● **Given records**:
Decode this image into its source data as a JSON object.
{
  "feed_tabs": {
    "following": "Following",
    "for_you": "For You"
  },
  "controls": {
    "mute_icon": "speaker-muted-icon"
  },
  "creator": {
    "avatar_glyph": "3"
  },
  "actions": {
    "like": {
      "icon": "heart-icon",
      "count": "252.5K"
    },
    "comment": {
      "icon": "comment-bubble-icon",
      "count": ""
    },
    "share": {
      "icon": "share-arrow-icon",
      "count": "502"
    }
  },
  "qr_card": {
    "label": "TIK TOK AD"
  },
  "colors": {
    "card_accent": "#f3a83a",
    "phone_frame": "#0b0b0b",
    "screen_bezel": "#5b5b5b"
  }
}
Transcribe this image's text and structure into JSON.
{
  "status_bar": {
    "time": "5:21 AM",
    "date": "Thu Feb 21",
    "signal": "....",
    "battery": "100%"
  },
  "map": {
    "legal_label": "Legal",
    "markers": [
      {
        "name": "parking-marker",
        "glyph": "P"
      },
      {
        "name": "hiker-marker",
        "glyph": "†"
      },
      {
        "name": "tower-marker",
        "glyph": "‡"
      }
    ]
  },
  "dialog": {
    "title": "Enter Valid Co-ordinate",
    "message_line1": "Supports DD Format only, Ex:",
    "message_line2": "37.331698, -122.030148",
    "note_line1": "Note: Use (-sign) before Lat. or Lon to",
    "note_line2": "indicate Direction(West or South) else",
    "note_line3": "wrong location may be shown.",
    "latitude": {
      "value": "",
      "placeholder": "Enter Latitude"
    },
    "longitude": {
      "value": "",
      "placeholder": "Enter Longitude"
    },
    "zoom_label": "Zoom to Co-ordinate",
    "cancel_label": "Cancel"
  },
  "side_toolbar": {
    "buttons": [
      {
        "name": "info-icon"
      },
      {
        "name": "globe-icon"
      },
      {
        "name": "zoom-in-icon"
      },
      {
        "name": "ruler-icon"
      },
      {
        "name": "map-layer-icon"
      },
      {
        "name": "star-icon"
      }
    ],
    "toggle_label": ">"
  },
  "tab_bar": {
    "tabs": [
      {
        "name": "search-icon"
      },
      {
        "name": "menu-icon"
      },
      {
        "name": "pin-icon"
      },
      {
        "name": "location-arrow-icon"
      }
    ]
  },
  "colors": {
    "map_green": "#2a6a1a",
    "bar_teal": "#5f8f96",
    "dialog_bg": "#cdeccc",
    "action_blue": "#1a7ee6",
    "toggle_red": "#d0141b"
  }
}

● **Problem details**: Nothing should be left out: return all of the records exactly.

● **Correct answer**:
Decode this image into its source data as a JSON object.
{
  "feed_tabs": {
    "following": "Following",
    "for_you": "For You"
  },
  "controls": {
    "mute_icon": "speaker-muted-icon"
  },
  "creator": {
    "avatar_glyph": "3"
  },
  "actions": {
    "like": {
      "icon": "heart-icon",
      "count": "252.5K"
    },
    "comment": {
      "icon": "comment-bubble-icon",
      "count": ""
    },
    "share": {
      "icon": "share-arrow-icon",
      "count": "502"
    }
  },
  "qr_card": {
    "label": "TIK TOK AD"
  },
  "colors": {
    "card_accent": "#f3a83a",
    "phone_frame": "#0b0b0b",
    "screen_bezel": "#5b5b5b"
  }
}
Transcribe this image's text and structure into JSON.
{
  "status_bar": {
    "time": "5:21 AM",
    "date": "Thu Feb 21",
    "signal": "....",
    "battery": "100%"
  },
  "map": {
    "legal_label": "Legal",
    "markers": [
      {
        "name": "parking-marker",
        "glyph": "P"
      },
      {
        "name": "hiker-marker",
        "glyph": "†"
      },
      {
        "name": "tower-marker",
        "glyph": "‡"
      }
    ]
  },
  "dialog": {
    "title": "Enter Valid Co-ordinate",
    "message_line1": "Supports DD Format only, Ex:",
    "message_line2": "37.331698, -122.030148",
    "note_line1": "Note: Use (-sign) before Lat. or Lon to",
    "note_line2": "indicate Direction(West or South) else",
    "note_line3": "wrong location may be shown.",
    "latitude": {
      "value": "",
      "placeholder": "Enter Latitude"
    },
    "longitude": {
      "value": "",
      "placeholder": "Enter Longitude"
    },
    "zoom_label": "Zoom to Co-ordinate",
    "cancel_label": "Cancel"
  },
  "side_toolbar": {
    "buttons": [
      {
        "name": "info-icon"
      },
      {
        "name": "globe-icon"
      },
      {
        "name": "zoom-in-icon"
      },
      {
        "name": "ruler-icon"
      },
      {
        "name": "map-layer-icon"
      },
      {
        "name": "star-icon"
      }
    ],
    "toggle_label": ">"
  },
  "tab_bar": {
    "tabs": [
      {
        "name": "search-icon"
      },
      {
        "name": "menu-icon"
      },
      {
        "name": "pin-icon"
      },
      {
        "name": "location-arrow-icon"
      }
    ]
  },
  "colors": {
    "map_green": "#2a6a1a",
    "bar_teal": "#5f8f96",
    "dialog_bg": "#cdeccc",
    "action_blue": "#1a7ee6",
    "toggle_red": "#d0141b"
  }
}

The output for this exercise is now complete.